[Records from a data source]
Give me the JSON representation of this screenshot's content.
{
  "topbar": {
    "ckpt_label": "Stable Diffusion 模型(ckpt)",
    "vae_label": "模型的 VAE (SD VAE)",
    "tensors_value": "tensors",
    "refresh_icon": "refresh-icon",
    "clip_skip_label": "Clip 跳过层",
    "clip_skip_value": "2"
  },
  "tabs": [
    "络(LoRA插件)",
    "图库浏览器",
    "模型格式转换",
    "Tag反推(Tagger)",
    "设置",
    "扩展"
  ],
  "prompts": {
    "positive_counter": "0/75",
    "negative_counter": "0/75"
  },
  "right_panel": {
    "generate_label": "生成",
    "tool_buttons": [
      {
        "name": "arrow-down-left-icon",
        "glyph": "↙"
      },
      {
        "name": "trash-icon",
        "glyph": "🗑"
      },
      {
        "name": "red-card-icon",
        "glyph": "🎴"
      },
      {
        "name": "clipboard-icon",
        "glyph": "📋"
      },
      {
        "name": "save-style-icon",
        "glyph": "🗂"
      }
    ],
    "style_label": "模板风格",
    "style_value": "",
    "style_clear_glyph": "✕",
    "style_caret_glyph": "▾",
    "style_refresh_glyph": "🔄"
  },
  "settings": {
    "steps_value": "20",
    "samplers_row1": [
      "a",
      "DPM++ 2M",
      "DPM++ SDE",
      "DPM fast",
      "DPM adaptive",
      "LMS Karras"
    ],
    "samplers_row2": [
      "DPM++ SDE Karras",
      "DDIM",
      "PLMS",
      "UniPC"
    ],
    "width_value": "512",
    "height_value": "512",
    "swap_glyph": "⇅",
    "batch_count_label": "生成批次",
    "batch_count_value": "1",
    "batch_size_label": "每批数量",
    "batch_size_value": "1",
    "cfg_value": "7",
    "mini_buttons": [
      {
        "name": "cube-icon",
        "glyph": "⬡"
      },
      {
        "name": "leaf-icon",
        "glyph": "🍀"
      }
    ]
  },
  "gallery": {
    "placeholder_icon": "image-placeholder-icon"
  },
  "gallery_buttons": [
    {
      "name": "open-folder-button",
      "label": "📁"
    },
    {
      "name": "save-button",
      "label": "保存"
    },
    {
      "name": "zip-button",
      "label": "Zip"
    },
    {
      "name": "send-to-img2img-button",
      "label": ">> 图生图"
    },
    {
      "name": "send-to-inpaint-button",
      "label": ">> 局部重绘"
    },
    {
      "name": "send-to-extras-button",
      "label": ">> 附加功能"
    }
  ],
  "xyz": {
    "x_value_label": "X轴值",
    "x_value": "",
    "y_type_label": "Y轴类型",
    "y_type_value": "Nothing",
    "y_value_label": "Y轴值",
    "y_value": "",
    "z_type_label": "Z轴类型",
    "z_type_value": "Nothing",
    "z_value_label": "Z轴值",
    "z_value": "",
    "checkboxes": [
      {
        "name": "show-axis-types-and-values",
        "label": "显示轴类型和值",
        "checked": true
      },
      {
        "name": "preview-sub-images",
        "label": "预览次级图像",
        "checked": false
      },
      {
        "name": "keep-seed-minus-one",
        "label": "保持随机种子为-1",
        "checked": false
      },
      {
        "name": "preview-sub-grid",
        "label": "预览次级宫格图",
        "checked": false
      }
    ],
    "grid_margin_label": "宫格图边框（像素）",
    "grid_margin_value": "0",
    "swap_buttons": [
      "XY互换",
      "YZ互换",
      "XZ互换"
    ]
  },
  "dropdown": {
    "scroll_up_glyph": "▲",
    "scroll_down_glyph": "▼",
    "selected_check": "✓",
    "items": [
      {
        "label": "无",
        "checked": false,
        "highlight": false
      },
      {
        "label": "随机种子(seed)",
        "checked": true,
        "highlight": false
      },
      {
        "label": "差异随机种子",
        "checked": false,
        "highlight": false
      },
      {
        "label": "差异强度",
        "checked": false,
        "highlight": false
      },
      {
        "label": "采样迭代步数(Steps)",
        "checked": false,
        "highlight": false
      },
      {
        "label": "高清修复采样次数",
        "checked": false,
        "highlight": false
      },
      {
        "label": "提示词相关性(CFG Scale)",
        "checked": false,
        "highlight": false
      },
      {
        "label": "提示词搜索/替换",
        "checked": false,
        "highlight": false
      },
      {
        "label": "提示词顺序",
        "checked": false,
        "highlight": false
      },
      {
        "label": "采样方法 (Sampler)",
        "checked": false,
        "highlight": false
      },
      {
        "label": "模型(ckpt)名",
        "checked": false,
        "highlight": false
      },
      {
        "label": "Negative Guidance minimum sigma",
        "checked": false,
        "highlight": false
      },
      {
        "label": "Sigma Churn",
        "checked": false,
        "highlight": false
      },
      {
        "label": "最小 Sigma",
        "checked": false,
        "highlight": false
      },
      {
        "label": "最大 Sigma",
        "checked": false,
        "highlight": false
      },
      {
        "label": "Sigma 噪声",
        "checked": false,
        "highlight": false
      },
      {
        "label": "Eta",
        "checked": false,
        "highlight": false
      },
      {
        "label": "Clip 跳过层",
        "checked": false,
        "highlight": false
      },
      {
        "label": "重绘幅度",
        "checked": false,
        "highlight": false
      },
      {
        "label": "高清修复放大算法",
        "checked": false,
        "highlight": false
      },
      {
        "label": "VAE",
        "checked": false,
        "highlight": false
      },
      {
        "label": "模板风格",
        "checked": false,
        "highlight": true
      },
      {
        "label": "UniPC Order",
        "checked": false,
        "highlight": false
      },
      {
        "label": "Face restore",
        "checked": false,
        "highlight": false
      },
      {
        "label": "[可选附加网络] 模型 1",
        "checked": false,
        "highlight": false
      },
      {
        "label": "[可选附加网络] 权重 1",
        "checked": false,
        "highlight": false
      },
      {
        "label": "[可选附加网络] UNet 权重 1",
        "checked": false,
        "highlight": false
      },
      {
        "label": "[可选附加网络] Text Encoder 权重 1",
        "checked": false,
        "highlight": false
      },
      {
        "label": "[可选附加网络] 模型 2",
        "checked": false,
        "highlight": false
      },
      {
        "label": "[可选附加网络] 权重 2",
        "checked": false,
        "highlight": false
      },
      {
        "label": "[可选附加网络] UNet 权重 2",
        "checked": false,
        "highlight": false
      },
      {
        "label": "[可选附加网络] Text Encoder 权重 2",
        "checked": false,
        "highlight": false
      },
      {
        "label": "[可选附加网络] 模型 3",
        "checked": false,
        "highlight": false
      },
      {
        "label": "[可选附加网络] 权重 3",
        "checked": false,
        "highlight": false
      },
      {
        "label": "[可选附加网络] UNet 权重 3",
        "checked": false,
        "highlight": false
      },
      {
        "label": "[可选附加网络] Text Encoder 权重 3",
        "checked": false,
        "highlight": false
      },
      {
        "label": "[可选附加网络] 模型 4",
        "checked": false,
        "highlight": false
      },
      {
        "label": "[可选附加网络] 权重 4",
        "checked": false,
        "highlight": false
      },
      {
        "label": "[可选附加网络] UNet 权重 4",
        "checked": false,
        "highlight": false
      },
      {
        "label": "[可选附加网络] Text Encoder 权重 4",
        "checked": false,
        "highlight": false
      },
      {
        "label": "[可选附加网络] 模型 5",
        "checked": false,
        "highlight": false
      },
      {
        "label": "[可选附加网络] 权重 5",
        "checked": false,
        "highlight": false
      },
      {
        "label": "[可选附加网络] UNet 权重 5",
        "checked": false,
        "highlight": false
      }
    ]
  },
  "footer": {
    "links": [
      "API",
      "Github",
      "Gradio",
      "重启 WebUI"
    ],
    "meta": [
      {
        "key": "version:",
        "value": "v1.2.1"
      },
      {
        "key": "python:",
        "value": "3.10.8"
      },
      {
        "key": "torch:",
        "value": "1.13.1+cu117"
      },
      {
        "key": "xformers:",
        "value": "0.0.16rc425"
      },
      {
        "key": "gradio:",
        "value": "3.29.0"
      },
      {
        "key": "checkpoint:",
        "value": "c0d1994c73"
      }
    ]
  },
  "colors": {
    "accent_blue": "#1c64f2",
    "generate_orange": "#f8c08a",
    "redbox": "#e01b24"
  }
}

## TASK INSTRUCTIONS
Scan the data for the word "save" and copy every line where it shows up.

## RESULT
        "name": "save-style-icon",
      "name": "save-button",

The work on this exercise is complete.